Task:
Quote word for word the lines starting at the line with "What text is on this page?" and ending at the final line of the entries. Leave out any pictures.

Given data:
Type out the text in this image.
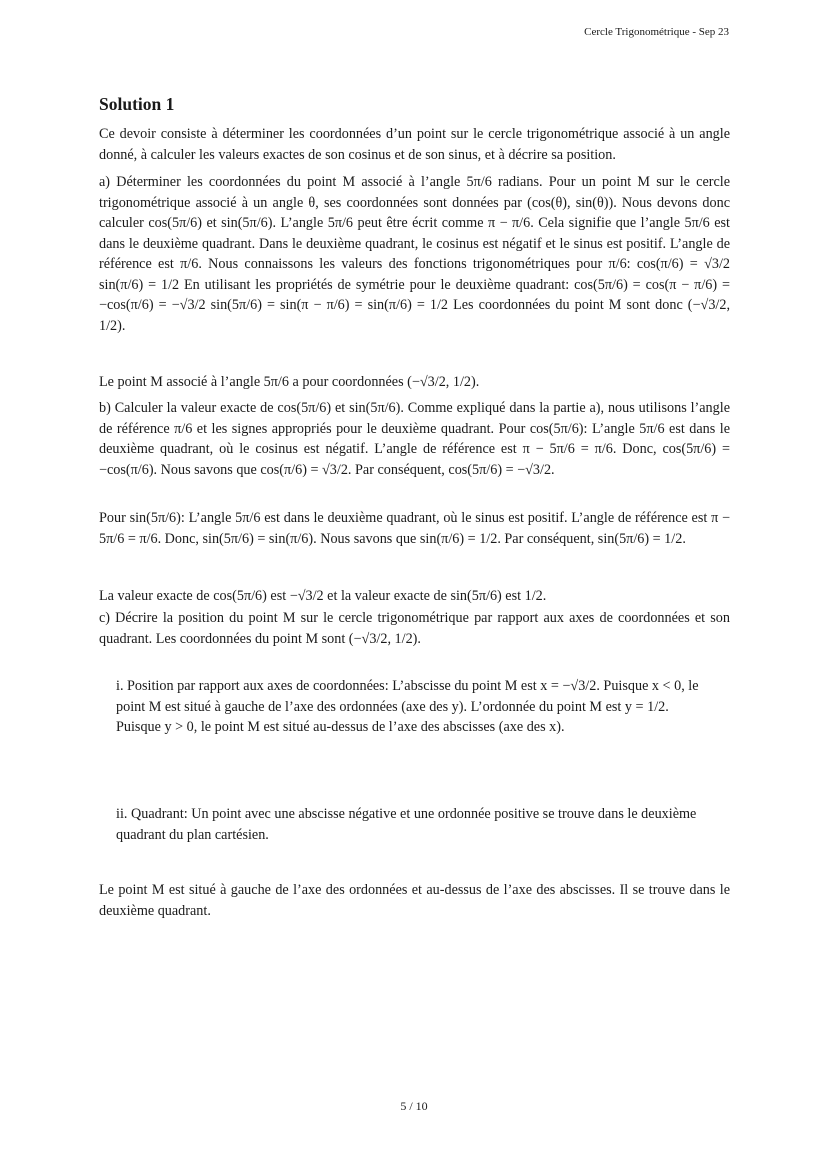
Cercle Trigonométrique - Sep 23
Solution 1

Ce devoir consiste à déterminer les coordonnées d’un point sur le cercle trigonométrique associé à un angle donné, à calculer les valeurs exactes de son cosinus et de son sinus, et à décrire sa position.

a) Déterminer les coordonnées du point M associé à l’angle 5π/6 radians. Pour un point M sur le cercle trigonométrique associé à un angle θ, ses coordonnées sont données par (cos(θ), sin(θ)). Nous devons donc calculer cos(5π/6) et sin(5π/6). L’angle 5π/6 peut être écrit comme π − π/6. Cela signifie que l’angle 5π/6 est dans le deuxième quadrant. Dans le deuxième quadrant, le cosinus est négatif et le sinus est positif. L’angle de référence est π/6. Nous connaissons les valeurs des fonctions trigonométriques pour π/6: cos(π/6) = √3/2 sin(π/6) = 1/2 En utilisant les propriétés de symétrie pour le deuxième quadrant: cos(5π/6) = cos(π − π/6) = −cos(π/6) = −√3/2 sin(5π/6) = sin(π − π/6) = sin(π/6) = 1/2 Les coordonnées du point M sont donc (−√3/2, 1/2).

Le point M associé à l’angle 5π/6 a pour coordonnées (−√3/2, 1/2).

b) Calculer la valeur exacte de cos(5π/6) et sin(5π/6). Comme expliqué dans la partie a), nous utilisons l’angle de référence π/6 et les signes appropriés pour le deuxième quadrant. Pour cos(5π/6): L’angle 5π/6 est dans le deuxième quadrant, où le cosinus est négatif. L’angle de référence est π − 5π/6 = π/6. Donc, cos(5π/6) = −cos(π/6). Nous savons que cos(π/6) = √3/2. Par conséquent, cos(5π/6) = −√3/2.

Pour sin(5π/6): L’angle 5π/6 est dans le deuxième quadrant, où le sinus est positif. L’angle de référence est π − 5π/6 = π/6. Donc, sin(5π/6) = sin(π/6). Nous savons que sin(π/6) = 1/2. Par conséquent, sin(5π/6) = 1/2.

La valeur exacte de cos(5π/6) est −√3/2 et la valeur exacte de sin(5π/6) est 1/2.

c) Décrire la position du point M sur le cercle trigonométrique par rapport aux axes de coordonnées et son quadrant. Les coordonnées du point M sont (−√3/2, 1/2).

i. Position par rapport aux axes de coordonnées: L’abscisse du point M est x = −√3/2. Puisque x < 0, le point M est situé à gauche de l’axe des ordonnées (axe des y). L’ordonnée du point M est y = 1/2. Puisque y > 0, le point M est situé au-dessus de l’axe des abscisses (axe des x).

ii. Quadrant: Un point avec une abscisse négative et une ordonnée positive se trouve dans le deuxième quadrant du plan cartésien.

Le point M est situé à gauche de l’axe des ordonnées et au-dessus de l’axe des abscisses. Il se trouve dans le deuxième quadrant.

5 / 10
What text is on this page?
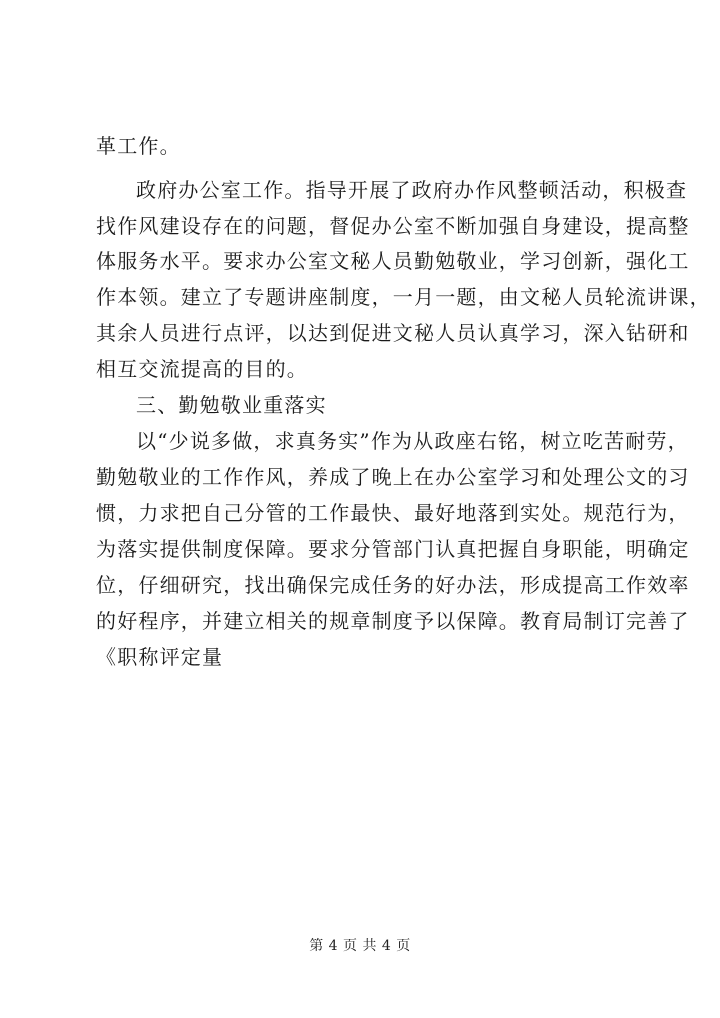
革工作。
政府办公室工作。指导开展了政府办作风整顿活动，积极查
找作风建设存在的问题，督促办公室不断加强自身建设，提高整
体服务水平。要求办公室文秘人员勤勉敬业，学习创新，强化工
作本领。建立了专题讲座制度，一月一题，由文秘人员轮流讲课，
其余人员进行点评，以达到促进文秘人员认真学习，深入钻研和
相互交流提高的目的。
三、勤勉敬业重落实
以“少说多做，求真务实”作为从政座右铭，树立吃苦耐劳，
勤勉敬业的工作作风，养成了晚上在办公室学习和处理公文的习
惯，力求把自己分管的工作最快、最好地落到实处。规范行为，
为落实提供制度保障。要求分管部门认真把握自身职能，明确定
位，仔细研究，找出确保完成任务的好办法，形成提高工作效率
的好程序，并建立相关的规章制度予以保障。教育局制订完善了
《职称评定量
第 4 页 共 4 页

Answer for this exercise:
What text is on this page?
革工作。
政府办公室工作。指导开展了政府办作风整顿活动，积极查
找作风建设存在的问题，督促办公室不断加强自身建设，提高整
体服务水平。要求办公室文秘人员勤勉敬业，学习创新，强化工
作本领。建立了专题讲座制度，一月一题，由文秘人员轮流讲课，
其余人员进行点评，以达到促进文秘人员认真学习，深入钻研和
相互交流提高的目的。
三、勤勉敬业重落实
以“少说多做，求真务实”作为从政座右铭，树立吃苦耐劳，
勤勉敬业的工作作风，养成了晚上在办公室学习和处理公文的习
惯，力求把自己分管的工作最快、最好地落到实处。规范行为，
为落实提供制度保障。要求分管部门认真把握自身职能，明确定
位，仔细研究，找出确保完成任务的好办法，形成提高工作效率
的好程序，并建立相关的规章制度予以保障。教育局制订完善了
《职称评定量
第 4 页 共 4 页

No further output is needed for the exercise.